(Saved entries)
▼

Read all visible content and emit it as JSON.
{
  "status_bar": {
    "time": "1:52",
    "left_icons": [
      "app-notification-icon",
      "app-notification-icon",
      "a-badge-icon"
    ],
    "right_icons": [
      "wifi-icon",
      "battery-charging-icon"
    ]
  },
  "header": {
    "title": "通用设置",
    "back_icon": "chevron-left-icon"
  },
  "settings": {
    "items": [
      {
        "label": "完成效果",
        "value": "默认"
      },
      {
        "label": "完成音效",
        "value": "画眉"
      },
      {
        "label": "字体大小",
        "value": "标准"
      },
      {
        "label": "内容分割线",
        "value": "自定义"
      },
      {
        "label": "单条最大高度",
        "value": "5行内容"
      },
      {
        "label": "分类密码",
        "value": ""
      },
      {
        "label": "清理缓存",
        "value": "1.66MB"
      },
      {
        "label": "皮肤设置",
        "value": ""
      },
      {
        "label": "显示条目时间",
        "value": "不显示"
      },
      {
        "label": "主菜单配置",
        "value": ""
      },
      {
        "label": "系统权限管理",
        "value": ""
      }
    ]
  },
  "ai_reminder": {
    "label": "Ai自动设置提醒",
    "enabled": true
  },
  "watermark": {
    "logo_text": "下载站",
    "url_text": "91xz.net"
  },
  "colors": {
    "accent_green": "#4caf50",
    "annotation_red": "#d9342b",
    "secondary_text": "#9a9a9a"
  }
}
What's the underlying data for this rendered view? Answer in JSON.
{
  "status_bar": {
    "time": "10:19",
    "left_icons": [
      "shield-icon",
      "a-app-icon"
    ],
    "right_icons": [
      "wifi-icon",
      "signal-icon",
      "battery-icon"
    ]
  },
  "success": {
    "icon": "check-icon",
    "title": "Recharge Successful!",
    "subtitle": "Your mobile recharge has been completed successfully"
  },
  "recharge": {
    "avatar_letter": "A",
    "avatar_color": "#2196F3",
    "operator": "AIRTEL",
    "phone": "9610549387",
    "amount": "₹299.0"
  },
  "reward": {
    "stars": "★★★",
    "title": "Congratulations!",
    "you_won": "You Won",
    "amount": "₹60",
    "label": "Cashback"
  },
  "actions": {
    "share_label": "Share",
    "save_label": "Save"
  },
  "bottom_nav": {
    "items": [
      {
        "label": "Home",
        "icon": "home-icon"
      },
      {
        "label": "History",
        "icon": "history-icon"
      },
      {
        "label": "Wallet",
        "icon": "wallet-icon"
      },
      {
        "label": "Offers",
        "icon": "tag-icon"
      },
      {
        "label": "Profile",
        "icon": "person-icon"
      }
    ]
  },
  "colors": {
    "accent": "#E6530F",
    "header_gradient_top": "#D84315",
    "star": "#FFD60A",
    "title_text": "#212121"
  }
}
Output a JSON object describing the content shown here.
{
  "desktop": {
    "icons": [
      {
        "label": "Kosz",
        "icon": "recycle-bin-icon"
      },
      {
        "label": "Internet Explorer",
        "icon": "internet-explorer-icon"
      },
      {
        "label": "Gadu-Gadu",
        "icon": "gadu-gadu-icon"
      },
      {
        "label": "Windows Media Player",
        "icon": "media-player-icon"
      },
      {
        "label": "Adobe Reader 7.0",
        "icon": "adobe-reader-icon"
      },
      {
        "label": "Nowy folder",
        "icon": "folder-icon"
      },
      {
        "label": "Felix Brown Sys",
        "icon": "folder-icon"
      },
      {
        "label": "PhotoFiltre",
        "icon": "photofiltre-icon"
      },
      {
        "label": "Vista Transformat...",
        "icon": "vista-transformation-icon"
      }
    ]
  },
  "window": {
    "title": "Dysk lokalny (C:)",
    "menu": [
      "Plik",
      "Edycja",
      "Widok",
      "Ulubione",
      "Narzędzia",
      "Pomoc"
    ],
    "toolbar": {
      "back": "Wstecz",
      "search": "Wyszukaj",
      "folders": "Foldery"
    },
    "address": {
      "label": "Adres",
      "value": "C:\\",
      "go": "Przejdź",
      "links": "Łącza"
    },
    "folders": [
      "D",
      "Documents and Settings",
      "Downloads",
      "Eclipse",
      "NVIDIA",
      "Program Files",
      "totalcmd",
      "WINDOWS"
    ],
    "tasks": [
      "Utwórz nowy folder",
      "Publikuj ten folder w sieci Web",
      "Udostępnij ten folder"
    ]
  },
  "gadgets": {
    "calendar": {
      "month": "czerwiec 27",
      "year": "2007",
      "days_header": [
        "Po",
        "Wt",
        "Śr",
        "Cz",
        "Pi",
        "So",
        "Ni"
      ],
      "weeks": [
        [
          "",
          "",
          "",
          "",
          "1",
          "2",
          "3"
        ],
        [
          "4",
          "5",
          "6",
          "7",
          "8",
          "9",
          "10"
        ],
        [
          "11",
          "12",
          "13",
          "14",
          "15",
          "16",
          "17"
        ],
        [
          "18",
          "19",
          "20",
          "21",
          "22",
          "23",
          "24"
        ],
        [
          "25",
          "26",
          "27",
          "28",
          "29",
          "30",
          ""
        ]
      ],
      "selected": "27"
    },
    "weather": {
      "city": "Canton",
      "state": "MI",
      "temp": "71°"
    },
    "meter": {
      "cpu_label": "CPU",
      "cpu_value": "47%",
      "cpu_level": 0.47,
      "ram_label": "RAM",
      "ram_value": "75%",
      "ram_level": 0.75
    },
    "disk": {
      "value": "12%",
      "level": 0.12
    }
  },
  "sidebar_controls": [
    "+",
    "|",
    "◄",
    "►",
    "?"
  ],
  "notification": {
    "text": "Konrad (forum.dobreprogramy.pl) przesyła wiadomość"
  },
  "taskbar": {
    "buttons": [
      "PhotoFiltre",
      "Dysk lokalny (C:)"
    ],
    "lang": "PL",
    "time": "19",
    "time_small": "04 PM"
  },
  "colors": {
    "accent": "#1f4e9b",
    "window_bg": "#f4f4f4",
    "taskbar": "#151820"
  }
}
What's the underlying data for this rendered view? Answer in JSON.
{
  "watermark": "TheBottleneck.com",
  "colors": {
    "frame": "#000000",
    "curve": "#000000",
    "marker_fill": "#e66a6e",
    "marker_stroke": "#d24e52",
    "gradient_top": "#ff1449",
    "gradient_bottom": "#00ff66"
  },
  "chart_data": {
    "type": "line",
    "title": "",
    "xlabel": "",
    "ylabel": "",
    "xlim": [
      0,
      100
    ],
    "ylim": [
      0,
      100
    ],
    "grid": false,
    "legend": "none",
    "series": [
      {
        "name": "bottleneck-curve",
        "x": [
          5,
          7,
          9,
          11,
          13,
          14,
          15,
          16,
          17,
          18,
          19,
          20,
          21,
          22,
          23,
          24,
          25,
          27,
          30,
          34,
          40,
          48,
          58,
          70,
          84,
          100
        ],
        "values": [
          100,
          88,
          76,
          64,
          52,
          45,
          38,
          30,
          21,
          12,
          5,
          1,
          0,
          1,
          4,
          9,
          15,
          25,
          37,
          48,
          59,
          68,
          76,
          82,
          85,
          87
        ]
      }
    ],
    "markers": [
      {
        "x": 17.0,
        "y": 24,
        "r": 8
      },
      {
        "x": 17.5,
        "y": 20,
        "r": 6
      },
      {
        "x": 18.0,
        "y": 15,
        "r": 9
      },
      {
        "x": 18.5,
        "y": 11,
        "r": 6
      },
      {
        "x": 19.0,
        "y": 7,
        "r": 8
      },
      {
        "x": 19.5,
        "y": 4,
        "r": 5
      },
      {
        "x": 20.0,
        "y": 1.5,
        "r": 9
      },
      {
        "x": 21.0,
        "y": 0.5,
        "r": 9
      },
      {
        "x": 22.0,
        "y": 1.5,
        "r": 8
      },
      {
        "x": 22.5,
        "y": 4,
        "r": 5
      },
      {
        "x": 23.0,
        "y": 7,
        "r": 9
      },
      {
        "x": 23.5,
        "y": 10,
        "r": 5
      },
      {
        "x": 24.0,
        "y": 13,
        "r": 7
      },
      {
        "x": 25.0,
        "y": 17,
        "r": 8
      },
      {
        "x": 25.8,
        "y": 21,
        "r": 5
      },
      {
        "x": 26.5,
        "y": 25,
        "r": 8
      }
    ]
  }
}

▲

(Your instructions) How many lines in the listing contain "watermark"? Answer with the number alone.

(Answer) 2